━━ Data for the task
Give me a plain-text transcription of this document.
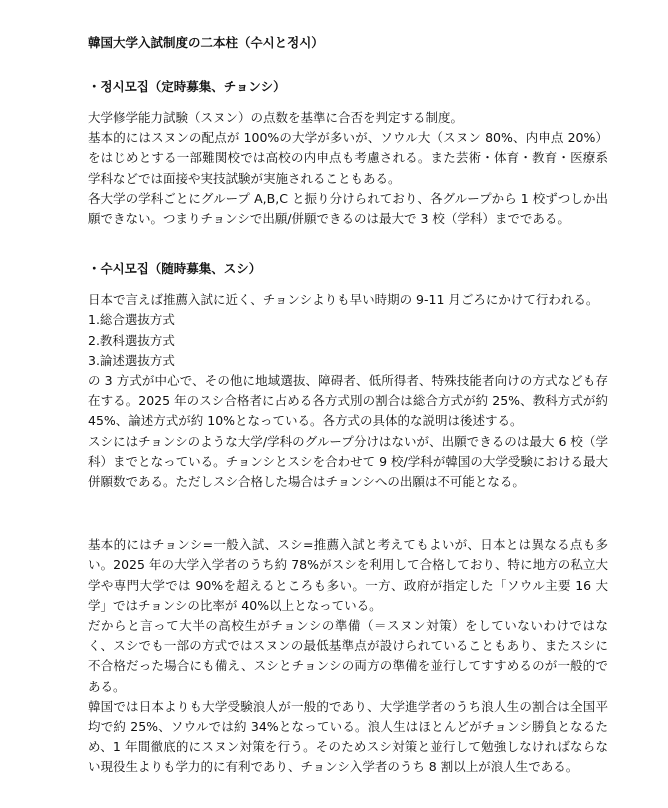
韓国大学入試制度の二本柱（수시と정시）
・정시모집（定時募集、チョンシ）

大学修学能力試験（スヌン）の点数を基準に合否を判定する制度。

基本的にはスヌンの配点が 100%の大学が多いが、ソウル大（スヌン 80%、内申点 20%）をはじめとする一部難関校では高校の内申点も考慮される。また芸術・体育・教育・医療系学科などでは面接や実技試験が実施されることもある。

各大学の学科ごとにグループ A,B,C と振り分けられており、各グループから 1 校ずつしか出願できない。つまりチョンシで出願/併願できるのは最大で 3 校（学科）までである。

・수시모집（随時募集、スシ）

日本で言えば推薦入試に近く、チョンシよりも早い時期の 9-11 月ごろにかけて行われる。

1.総合選抜方式

2.教科選抜方式

3.論述選抜方式

の 3 方式が中心で、その他に地域選抜、障碍者、低所得者、特殊技能者向けの方式なども存在する。2025 年のスシ合格者に占める各方式別の割合は総合方式が約 25%、教科方式が約 45%、論述方式が約 10%となっている。各方式の具体的な説明は後述する。

スシにはチョンシのような大学/学科のグループ分けはないが、出願できるのは最大 6 校（学科）までとなっている。チョンシとスシを合わせて 9 校/学科が韓国の大学受験における最大併願数である。ただしスシ合格した場合はチョンシへの出願は不可能となる。

基本的にはチョンシ=一般入試、スシ=推薦入試と考えてもよいが、日本とは異なる点も多い。2025 年の大学入学者のうち約 78%がスシを利用して合格しており、特に地方の私立大学や専門大学では 90%を超えるところも多い。一方、政府が指定した「ソウル主要 16 大学」ではチョンシの比率が 40%以上となっている。

だからと言って大半の高校生がチョンシの準備（＝スヌン対策）をしていないわけではなく、スシでも一部の方式ではスヌンの最低基準点が設けられていることもあり、またスシに不合格だった場合にも備え、スシとチョンシの両方の準備を並行してすすめるのが一般的である。

韓国では日本よりも大学受験浪人が一般的であり、大学進学者のうち浪人生の割合は全国平均で約 25%、ソウルでは約 34%となっている。浪人生はほとんどがチョンシ勝負となるため、1 年間徹底的にスヌン対策を行う。そのためスシ対策と並行して勉強しなければならない現役生よりも学力的に有利であり、チョンシ入学者のうち 8 割以上が浪人生である。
━━━━
Output, exactly, all the records above; include no pictures.

-- Response for this exercise --
Give me a plain-text transcription of this document.
韓国大学入試制度の二本柱（수시と정시）
・정시모집（定時募集、チョンシ）

大学修学能力試験（スヌン）の点数を基準に合否を判定する制度。

基本的にはスヌンの配点が 100%の大学が多いが、ソウル大（スヌン 80%、内申点 20%）をはじめとする一部難関校では高校の内申点も考慮される。また芸術・体育・教育・医療系学科などでは面接や実技試験が実施されることもある。

各大学の学科ごとにグループ A,B,C と振り分けられており、各グループから 1 校ずつしか出願できない。つまりチョンシで出願/併願できるのは最大で 3 校（学科）までである。

・수시모집（随時募集、スシ）

日本で言えば推薦入試に近く、チョンシよりも早い時期の 9-11 月ごろにかけて行われる。

1.総合選抜方式

2.教科選抜方式

3.論述選抜方式

の 3 方式が中心で、その他に地域選抜、障碍者、低所得者、特殊技能者向けの方式なども存在する。2025 年のスシ合格者に占める各方式別の割合は総合方式が約 25%、教科方式が約 45%、論述方式が約 10%となっている。各方式の具体的な説明は後述する。

スシにはチョンシのような大学/学科のグループ分けはないが、出願できるのは最大 6 校（学科）までとなっている。チョンシとスシを合わせて 9 校/学科が韓国の大学受験における最大併願数である。ただしスシ合格した場合はチョンシへの出願は不可能となる。

基本的にはチョンシ=一般入試、スシ=推薦入試と考えてもよいが、日本とは異なる点も多い。2025 年の大学入学者のうち約 78%がスシを利用して合格しており、特に地方の私立大学や専門大学では 90%を超えるところも多い。一方、政府が指定した「ソウル主要 16 大学」ではチョンシの比率が 40%以上となっている。

だからと言って大半の高校生がチョンシの準備（＝スヌン対策）をしていないわけではなく、スシでも一部の方式ではスヌンの最低基準点が設けられていることもあり、またスシに不合格だった場合にも備え、スシとチョンシの両方の準備を並行してすすめるのが一般的である。

韓国では日本よりも大学受験浪人が一般的であり、大学進学者のうち浪人生の割合は全国平均で約 25%、ソウルでは約 34%となっている。浪人生はほとんどがチョンシ勝負となるため、1 年間徹底的にスヌン対策を行う。そのためスシ対策と並行して勉強しなければならない現役生よりも学力的に有利であり、チョンシ入学者のうち 8 割以上が浪人生である。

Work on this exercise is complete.